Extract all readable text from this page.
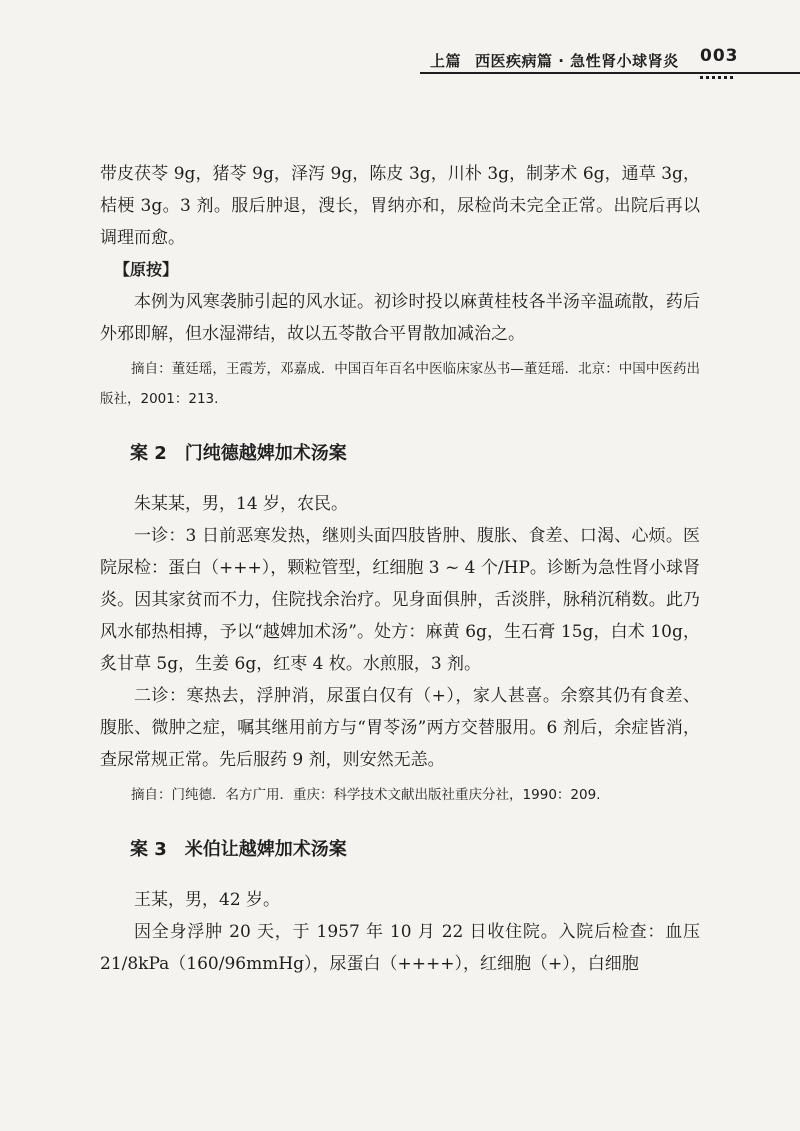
上篇 西医疾病篇 · 急性肾小球肾炎 003

带皮茯苓 9g，猪苓 9g，泽泻 9g，陈皮 3g，川朴 3g，制茅术 6g，通草 3g，桔梗 3g。3 剂。服后肿退，溲长，胃纳亦和，尿检尚未完全正常。出院后再以调理而愈。

【原按】

本例为风寒袭肺引起的风水证。初诊时投以麻黄桂枝各半汤辛温疏散，药后外邪即解，但水湿滞结，故以五苓散合平胃散加减治之。

摘自：董廷瑶，王霞芳，邓嘉成．中国百年百名中医临床家丛书—董廷瑶．北京：中国中医药出版社，2001：213.

案 2 门纯德越婢加术汤案

朱某某，男，14 岁，农民。

一诊：3 日前恶寒发热，继则头面四肢皆肿、腹胀、食差、口渴、心烦。医院尿检：蛋白（+++），颗粒管型，红细胞 3 ~ 4 个/HP。诊断为急性肾小球肾炎。因其家贫而不力，住院找余治疗。见身面俱肿，舌淡胖，脉稍沉稍数。此乃风水郁热相搏，予以“越婢加术汤”。处方：麻黄 6g，生石膏 15g，白术 10g，炙甘草 5g，生姜 6g，红枣 4 枚。水煎服，3 剂。

二诊：寒热去，浮肿消，尿蛋白仅有（+），家人甚喜。余察其仍有食差、腹胀、微肿之症，嘱其继用前方与“胃苓汤”两方交替服用。6 剂后，余症皆消，查尿常规正常。先后服药 9 剂，则安然无恙。

摘自：门纯德．名方广用．重庆：科学技术文献出版社重庆分社，1990：209.

案 3 米伯让越婢加术汤案

王某，男，42 岁。

因全身浮肿 20 天，于 1957 年 10 月 22 日收住院。入院后检查：血压 21/8kPa（160/96mmHg），尿蛋白（++++），红细胞（+），白细胞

EXERCISE DESCRIPTION: Repeat the listing above exactly, with no pictures.

EXERCISE RESULT:
Extract all readable text from this page.
上篇 西医疾病篇 · 急性肾小球肾炎 003

带皮茯苓 9g，猪苓 9g，泽泻 9g，陈皮 3g，川朴 3g，制茅术 6g，通草 3g，桔梗 3g。3 剂。服后肿退，溲长，胃纳亦和，尿检尚未完全正常。出院后再以调理而愈。

【原按】

本例为风寒袭肺引起的风水证。初诊时投以麻黄桂枝各半汤辛温疏散，药后外邪即解，但水湿滞结，故以五苓散合平胃散加减治之。

摘自：董廷瑶，王霞芳，邓嘉成．中国百年百名中医临床家丛书—董廷瑶．北京：中国中医药出版社，2001：213.

案 2 门纯德越婢加术汤案

朱某某，男，14 岁，农民。

一诊：3 日前恶寒发热，继则头面四肢皆肿、腹胀、食差、口渴、心烦。医院尿检：蛋白（+++），颗粒管型，红细胞 3 ~ 4 个/HP。诊断为急性肾小球肾炎。因其家贫而不力，住院找余治疗。见身面俱肿，舌淡胖，脉稍沉稍数。此乃风水郁热相搏，予以“越婢加术汤”。处方：麻黄 6g，生石膏 15g，白术 10g，炙甘草 5g，生姜 6g，红枣 4 枚。水煎服，3 剂。

二诊：寒热去，浮肿消，尿蛋白仅有（+），家人甚喜。余察其仍有食差、腹胀、微肿之症，嘱其继用前方与“胃苓汤”两方交替服用。6 剂后，余症皆消，查尿常规正常。先后服药 9 剂，则安然无恙。

摘自：门纯德．名方广用．重庆：科学技术文献出版社重庆分社，1990：209.

案 3 米伯让越婢加术汤案

王某，男，42 岁。

因全身浮肿 20 天，于 1957 年 10 月 22 日收住院。入院后检查：血压 21/8kPa（160/96mmHg），尿蛋白（++++），红细胞（+），白细胞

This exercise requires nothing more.